[Records contained in a dataset]
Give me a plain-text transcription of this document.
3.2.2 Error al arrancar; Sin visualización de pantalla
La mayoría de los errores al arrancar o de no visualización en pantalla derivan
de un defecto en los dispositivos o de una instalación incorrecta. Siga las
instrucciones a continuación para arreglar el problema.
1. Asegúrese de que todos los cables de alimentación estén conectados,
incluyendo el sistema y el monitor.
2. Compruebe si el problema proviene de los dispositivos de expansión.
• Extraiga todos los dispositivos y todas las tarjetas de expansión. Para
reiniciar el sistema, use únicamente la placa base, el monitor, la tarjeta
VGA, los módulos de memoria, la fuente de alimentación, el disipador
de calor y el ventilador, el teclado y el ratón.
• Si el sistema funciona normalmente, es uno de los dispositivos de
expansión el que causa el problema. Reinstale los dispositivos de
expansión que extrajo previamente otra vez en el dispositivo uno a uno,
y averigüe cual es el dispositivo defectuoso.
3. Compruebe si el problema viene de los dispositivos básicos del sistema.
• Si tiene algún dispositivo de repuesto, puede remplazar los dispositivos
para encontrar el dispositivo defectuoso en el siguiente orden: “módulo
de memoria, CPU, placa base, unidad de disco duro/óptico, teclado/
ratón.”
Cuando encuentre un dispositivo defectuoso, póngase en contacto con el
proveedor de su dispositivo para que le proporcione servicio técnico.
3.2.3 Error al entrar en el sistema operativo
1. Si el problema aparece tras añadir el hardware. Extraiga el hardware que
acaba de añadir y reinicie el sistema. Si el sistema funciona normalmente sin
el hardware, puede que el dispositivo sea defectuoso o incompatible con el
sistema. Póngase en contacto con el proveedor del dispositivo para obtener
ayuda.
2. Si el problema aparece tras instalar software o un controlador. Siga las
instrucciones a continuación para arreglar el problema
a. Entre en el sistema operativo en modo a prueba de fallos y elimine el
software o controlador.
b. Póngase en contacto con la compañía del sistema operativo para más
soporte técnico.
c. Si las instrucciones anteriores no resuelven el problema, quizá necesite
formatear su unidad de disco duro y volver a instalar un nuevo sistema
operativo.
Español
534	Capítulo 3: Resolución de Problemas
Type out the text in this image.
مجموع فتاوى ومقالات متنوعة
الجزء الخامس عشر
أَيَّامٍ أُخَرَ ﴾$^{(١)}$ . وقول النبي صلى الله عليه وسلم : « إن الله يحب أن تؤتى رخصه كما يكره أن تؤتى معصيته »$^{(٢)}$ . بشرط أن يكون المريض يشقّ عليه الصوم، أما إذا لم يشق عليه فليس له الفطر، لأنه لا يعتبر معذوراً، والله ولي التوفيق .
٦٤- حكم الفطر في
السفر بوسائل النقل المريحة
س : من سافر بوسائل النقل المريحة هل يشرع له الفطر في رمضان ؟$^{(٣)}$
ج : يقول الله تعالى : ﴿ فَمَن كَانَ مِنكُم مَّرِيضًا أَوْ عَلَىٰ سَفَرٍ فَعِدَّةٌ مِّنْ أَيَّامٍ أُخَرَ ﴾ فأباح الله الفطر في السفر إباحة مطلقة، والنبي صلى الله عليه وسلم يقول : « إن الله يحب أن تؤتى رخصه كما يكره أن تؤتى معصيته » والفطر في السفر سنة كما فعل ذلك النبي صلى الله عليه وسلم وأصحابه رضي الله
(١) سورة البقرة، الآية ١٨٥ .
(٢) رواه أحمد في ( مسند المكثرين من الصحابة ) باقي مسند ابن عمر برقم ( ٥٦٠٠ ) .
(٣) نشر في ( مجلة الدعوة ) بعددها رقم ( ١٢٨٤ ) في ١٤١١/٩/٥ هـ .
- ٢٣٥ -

▶ [WHAT IS BEING ASKED]:
Output an exact copy of each record.

▶ [ANSWER IN FULL]:
Give me a plain-text transcription of this document.
3.2.2 Error al arrancar; Sin visualización de pantalla
La mayoría de los errores al arrancar o de no visualización en pantalla derivan
de un defecto en los dispositivos o de una instalación incorrecta. Siga las
instrucciones a continuación para arreglar el problema.
1. Asegúrese de que todos los cables de alimentación estén conectados,
incluyendo el sistema y el monitor.
2. Compruebe si el problema proviene de los dispositivos de expansión.
• Extraiga todos los dispositivos y todas las tarjetas de expansión. Para
reiniciar el sistema, use únicamente la placa base, el monitor, la tarjeta
VGA, los módulos de memoria, la fuente de alimentación, el disipador
de calor y el ventilador, el teclado y el ratón.
• Si el sistema funciona normalmente, es uno de los dispositivos de
expansión el que causa el problema. Reinstale los dispositivos de
expansión que extrajo previamente otra vez en el dispositivo uno a uno,
y averigüe cual es el dispositivo defectuoso.
3. Compruebe si el problema viene de los dispositivos básicos del sistema.
• Si tiene algún dispositivo de repuesto, puede remplazar los dispositivos
para encontrar el dispositivo defectuoso en el siguiente orden: “módulo
de memoria, CPU, placa base, unidad de disco duro/óptico, teclado/
ratón.”
Cuando encuentre un dispositivo defectuoso, póngase en contacto con el
proveedor de su dispositivo para que le proporcione servicio técnico.
3.2.3 Error al entrar en el sistema operativo
1. Si el problema aparece tras añadir el hardware. Extraiga el hardware que
acaba de añadir y reinicie el sistema. Si el sistema funciona normalmente sin
el hardware, puede que el dispositivo sea defectuoso o incompatible con el
sistema. Póngase en contacto con el proveedor del dispositivo para obtener
ayuda.
2. Si el problema aparece tras instalar software o un controlador. Siga las
instrucciones a continuación para arreglar el problema
a. Entre en el sistema operativo en modo a prueba de fallos y elimine el
software o controlador.
b. Póngase en contacto con la compañía del sistema operativo para más
soporte técnico.
c. Si las instrucciones anteriores no resuelven el problema, quizá necesite
formatear su unidad de disco duro y volver a instalar un nuevo sistema
operativo.
Español
534	Capítulo 3: Resolución de Problemas
Type out the text in this image.
مجموع فتاوى ومقالات متنوعة
الجزء الخامس عشر
أَيَّامٍ أُخَرَ ﴾$^{(١)}$ . وقول النبي صلى الله عليه وسلم : « إن الله يحب أن تؤتى رخصه كما يكره أن تؤتى معصيته »$^{(٢)}$ . بشرط أن يكون المريض يشقّ عليه الصوم، أما إذا لم يشق عليه فليس له الفطر، لأنه لا يعتبر معذوراً، والله ولي التوفيق .
٦٤- حكم الفطر في
السفر بوسائل النقل المريحة
س : من سافر بوسائل النقل المريحة هل يشرع له الفطر في رمضان ؟$^{(٣)}$
ج : يقول الله تعالى : ﴿ فَمَن كَانَ مِنكُم مَّرِيضًا أَوْ عَلَىٰ سَفَرٍ فَعِدَّةٌ مِّنْ أَيَّامٍ أُخَرَ ﴾ فأباح الله الفطر في السفر إباحة مطلقة، والنبي صلى الله عليه وسلم يقول : « إن الله يحب أن تؤتى رخصه كما يكره أن تؤتى معصيته » والفطر في السفر سنة كما فعل ذلك النبي صلى الله عليه وسلم وأصحابه رضي الله
(١) سورة البقرة، الآية ١٨٥ .
(٢) رواه أحمد في ( مسند المكثرين من الصحابة ) باقي مسند ابن عمر برقم ( ٥٦٠٠ ) .
(٣) نشر في ( مجلة الدعوة ) بعددها رقم ( ١٢٨٤ ) في ١٤١١/٩/٥ هـ .
- ٢٣٥ -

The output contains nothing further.